Write the entries below out again exactly; any picture in them stays out.
⟨
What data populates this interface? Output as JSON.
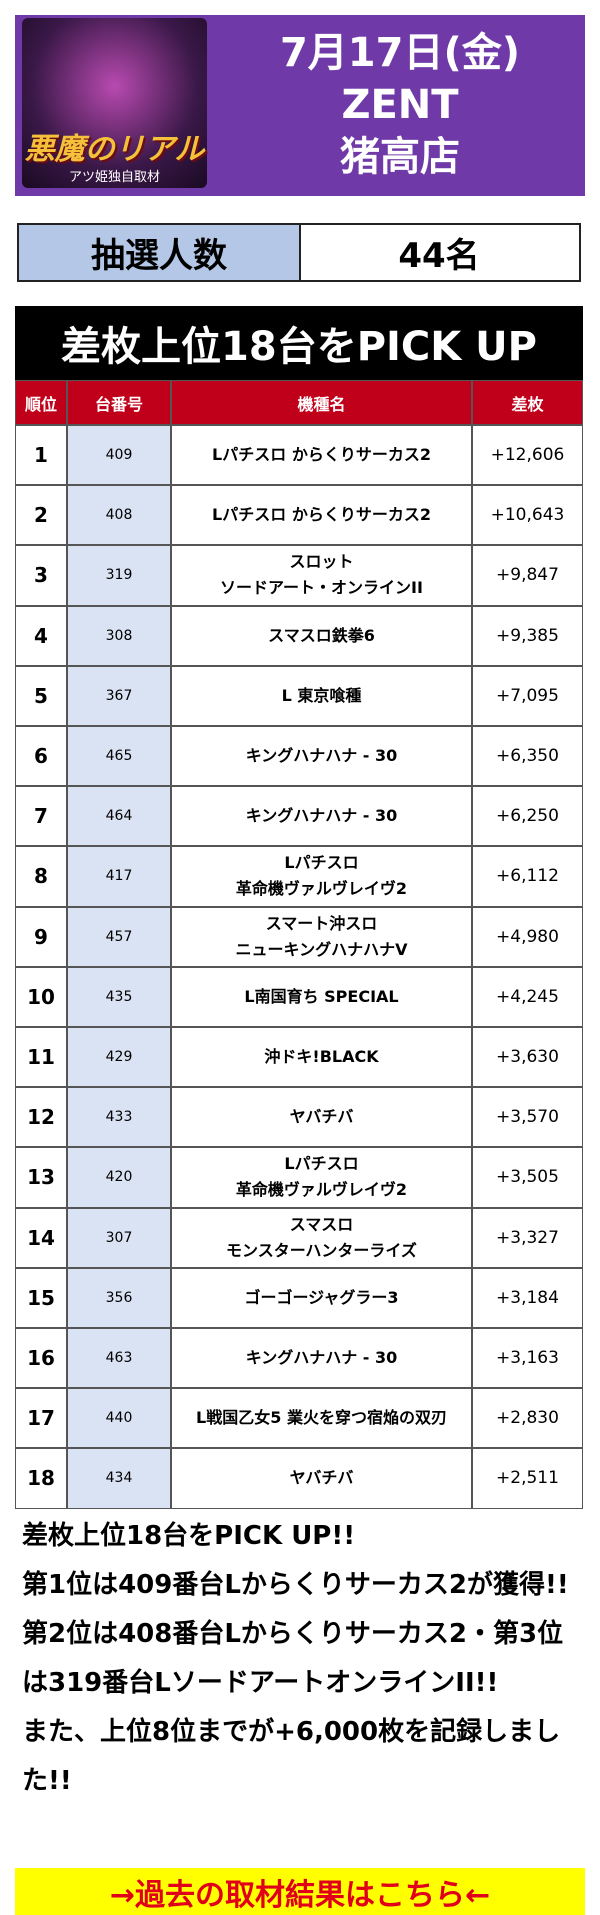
{
  "header": {
    "logo_title": "悪魔のリアル",
    "logo_subtitle": "アツ姫独自取材",
    "date": "7月17日(金)",
    "hall": "ZENT",
    "branch": "猪高店"
  },
  "lottery": {
    "label": "抽選人数",
    "value": "44名"
  },
  "table": {
    "title": "差枚上位18台をPICK UP",
    "columns": [
      "順位",
      "台番号",
      "機種名",
      "差枚"
    ],
    "rows": [
      [
        "1",
        "409",
        [
          "Lパチスロ からくりサーカス2"
        ],
        "+12,606"
      ],
      [
        "2",
        "408",
        [
          "Lパチスロ からくりサーカス2"
        ],
        "+10,643"
      ],
      [
        "3",
        "319",
        [
          "スロット",
          "ソードアート・オンラインII"
        ],
        "+9,847"
      ],
      [
        "4",
        "308",
        [
          "スマスロ鉄拳6"
        ],
        "+9,385"
      ],
      [
        "5",
        "367",
        [
          "L 東京喰種"
        ],
        "+7,095"
      ],
      [
        "6",
        "465",
        [
          "キングハナハナ - 30"
        ],
        "+6,350"
      ],
      [
        "7",
        "464",
        [
          "キングハナハナ - 30"
        ],
        "+6,250"
      ],
      [
        "8",
        "417",
        [
          "Lパチスロ",
          "革命機ヴァルヴレイヴ2"
        ],
        "+6,112"
      ],
      [
        "9",
        "457",
        [
          "スマート沖スロ",
          "ニューキングハナハナV"
        ],
        "+4,980"
      ],
      [
        "10",
        "435",
        [
          "L南国育ち SPECIAL"
        ],
        "+4,245"
      ],
      [
        "11",
        "429",
        [
          "沖ドキ!BLACK"
        ],
        "+3,630"
      ],
      [
        "12",
        "433",
        [
          "ヤバチバ"
        ],
        "+3,570"
      ],
      [
        "13",
        "420",
        [
          "Lパチスロ",
          "革命機ヴァルヴレイヴ2"
        ],
        "+3,505"
      ],
      [
        "14",
        "307",
        [
          "スマスロ",
          "モンスターハンターライズ"
        ],
        "+3,327"
      ],
      [
        "15",
        "356",
        [
          "ゴーゴージャグラー3"
        ],
        "+3,184"
      ],
      [
        "16",
        "463",
        [
          "キングハナハナ - 30"
        ],
        "+3,163"
      ],
      [
        "17",
        "440",
        [
          "L戦国乙女5 業火を穿つ宿焔の双刃"
        ],
        "+2,830"
      ],
      [
        "18",
        "434",
        [
          "ヤバチバ"
        ],
        "+2,511"
      ]
    ]
  },
  "summary": [
    "差枚上位18台をPICK UP!!",
    "第1位は409番台Lからくりサーカス2が獲得!! 第2位は408番台Lからくりサーカス2・第3位は319番台LソードアートオンラインII!!",
    "また、上位8位までが+6,000枚を記録しました!!"
  ],
  "link": "→過去の取材結果はこちら←"
}
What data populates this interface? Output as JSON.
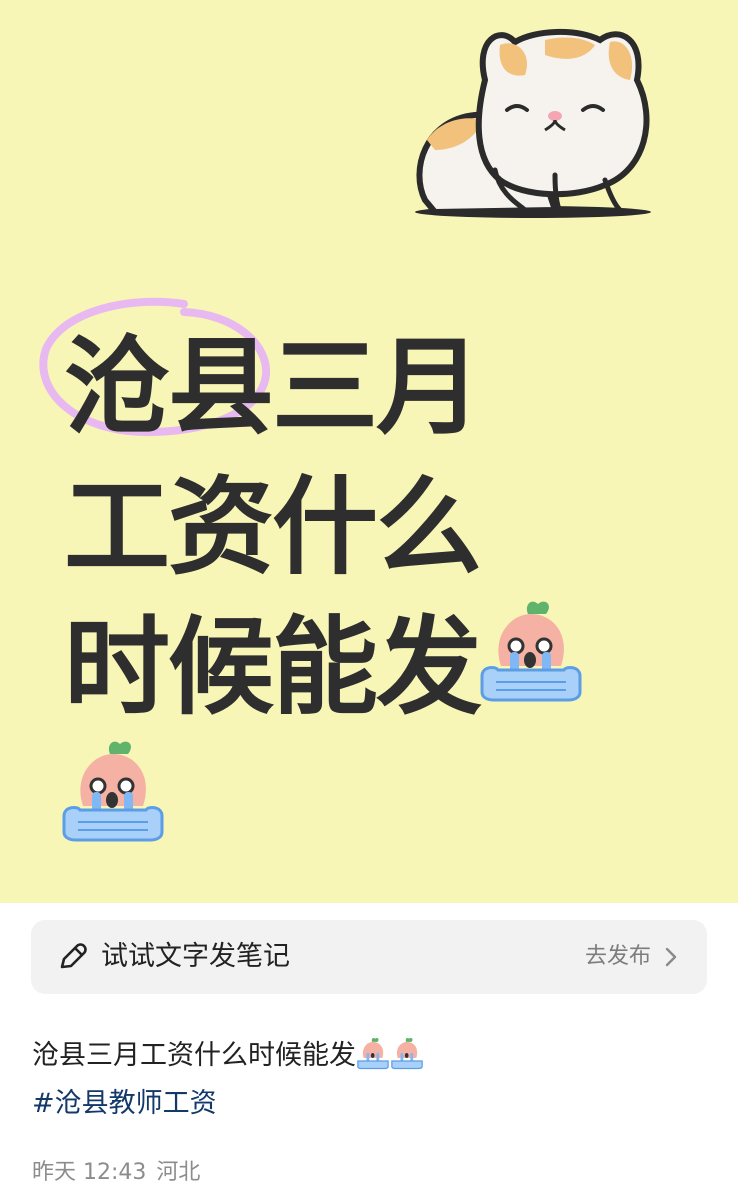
⟩
▶ SOLUTION TO THE PROBLEM
What data populates this interface? Output as JSON.
{
  "header": {
    "logo_title": "悪魔のリアル",
    "logo_subtitle": "アツ姫独自取材",
    "date": "7月17日(金)",
    "hall": "ZENT",
    "branch": "猪高店"
  },
  "lottery": {
    "label": "抽選人数",
    "value": "44名"
  },
  "table": {
    "title": "差枚上位18台をPICK UP",
    "columns": [
      "順位",
      "台番号",
      "機種名",
      "差枚"
    ],
    "rows": [
      [
        "1",
        "409",
        [
          "Lパチスロ からくりサーカス2"
        ],
        "+12,606"
      ],
      [
        "2",
        "408",
        [
          "Lパチスロ からくりサーカス2"
        ],
        "+10,643"
      ],
      [
        "3",
        "319",
        [
          "スロット",
          "ソードアート・オンラインII"
        ],
        "+9,847"
      ],
      [
        "4",
        "308",
        [
          "スマスロ鉄拳6"
        ],
        "+9,385"
      ],
      [
        "5",
        "367",
        [
          "L 東京喰種"
        ],
        "+7,095"
      ],
      [
        "6",
        "465",
        [
          "キングハナハナ - 30"
        ],
        "+6,350"
      ],
      [
        "7",
        "464",
        [
          "キングハナハナ - 30"
        ],
        "+6,250"
      ],
      [
        "8",
        "417",
        [
          "Lパチスロ",
          "革命機ヴァルヴレイヴ2"
        ],
        "+6,112"
      ],
      [
        "9",
        "457",
        [
          "スマート沖スロ",
          "ニューキングハナハナV"
        ],
        "+4,980"
      ],
      [
        "10",
        "435",
        [
          "L南国育ち SPECIAL"
        ],
        "+4,245"
      ],
      [
        "11",
        "429",
        [
          "沖ドキ!BLACK"
        ],
        "+3,630"
      ],
      [
        "12",
        "433",
        [
          "ヤバチバ"
        ],
        "+3,570"
      ],
      [
        "13",
        "420",
        [
          "Lパチスロ",
          "革命機ヴァルヴレイヴ2"
        ],
        "+3,505"
      ],
      [
        "14",
        "307",
        [
          "スマスロ",
          "モンスターハンターライズ"
        ],
        "+3,327"
      ],
      [
        "15",
        "356",
        [
          "ゴーゴージャグラー3"
        ],
        "+3,184"
      ],
      [
        "16",
        "463",
        [
          "キングハナハナ - 30"
        ],
        "+3,163"
      ],
      [
        "17",
        "440",
        [
          "L戦国乙女5 業火を穿つ宿焔の双刃"
        ],
        "+2,830"
      ],
      [
        "18",
        "434",
        [
          "ヤバチバ"
        ],
        "+2,511"
      ]
    ]
  },
  "summary": [
    "差枚上位18台をPICK UP!!",
    "第1位は409番台Lからくりサーカス2が獲得!! 第2位は408番台Lからくりサーカス2・第3位は319番台LソードアートオンラインII!!",
    "また、上位8位までが+6,000枚を記録しました!!"
  ],
  "link": "→過去の取材結果はこちら←"
}
What data populates this interface? Output as JSON.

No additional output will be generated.